What you are asked to do - Extract the full listing below without altering a single character.
┄┄┄┄┄┄┄┄┄┄
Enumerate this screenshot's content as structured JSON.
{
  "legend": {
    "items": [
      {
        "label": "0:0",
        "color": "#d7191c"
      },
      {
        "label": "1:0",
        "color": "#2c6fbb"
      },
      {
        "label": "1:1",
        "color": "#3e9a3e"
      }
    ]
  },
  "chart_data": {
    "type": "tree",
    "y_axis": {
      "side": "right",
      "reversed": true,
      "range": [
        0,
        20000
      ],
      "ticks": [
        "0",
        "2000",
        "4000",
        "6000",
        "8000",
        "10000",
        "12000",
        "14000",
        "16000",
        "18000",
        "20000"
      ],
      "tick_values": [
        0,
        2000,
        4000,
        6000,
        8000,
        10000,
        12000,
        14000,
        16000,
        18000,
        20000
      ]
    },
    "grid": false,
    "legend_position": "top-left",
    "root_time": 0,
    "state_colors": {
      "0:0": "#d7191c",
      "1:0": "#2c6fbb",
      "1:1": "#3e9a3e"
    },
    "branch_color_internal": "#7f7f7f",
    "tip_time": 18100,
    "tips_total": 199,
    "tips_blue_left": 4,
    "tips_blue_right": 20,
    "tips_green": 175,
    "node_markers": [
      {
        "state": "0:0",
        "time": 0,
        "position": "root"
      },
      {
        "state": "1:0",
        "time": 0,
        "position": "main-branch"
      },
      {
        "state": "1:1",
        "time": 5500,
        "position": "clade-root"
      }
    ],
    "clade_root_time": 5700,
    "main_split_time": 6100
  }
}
┄┄┄┄┄┄┄┄┄┄
Answer in full -
Enumerate this screenshot's content as structured JSON.
{
  "legend": {
    "items": [
      {
        "label": "0:0",
        "color": "#d7191c"
      },
      {
        "label": "1:0",
        "color": "#2c6fbb"
      },
      {
        "label": "1:1",
        "color": "#3e9a3e"
      }
    ]
  },
  "chart_data": {
    "type": "tree",
    "y_axis": {
      "side": "right",
      "reversed": true,
      "range": [
        0,
        20000
      ],
      "ticks": [
        "0",
        "2000",
        "4000",
        "6000",
        "8000",
        "10000",
        "12000",
        "14000",
        "16000",
        "18000",
        "20000"
      ],
      "tick_values": [
        0,
        2000,
        4000,
        6000,
        8000,
        10000,
        12000,
        14000,
        16000,
        18000,
        20000
      ]
    },
    "grid": false,
    "legend_position": "top-left",
    "root_time": 0,
    "state_colors": {
      "0:0": "#d7191c",
      "1:0": "#2c6fbb",
      "1:1": "#3e9a3e"
    },
    "branch_color_internal": "#7f7f7f",
    "tip_time": 18100,
    "tips_total": 199,
    "tips_blue_left": 4,
    "tips_blue_right": 20,
    "tips_green": 175,
    "node_markers": [
      {
        "state": "0:0",
        "time": 0,
        "position": "root"
      },
      {
        "state": "1:0",
        "time": 0,
        "position": "main-branch"
      },
      {
        "state": "1:1",
        "time": 5500,
        "position": "clade-root"
      }
    ],
    "clade_root_time": 5700,
    "main_split_time": 6100
  }
}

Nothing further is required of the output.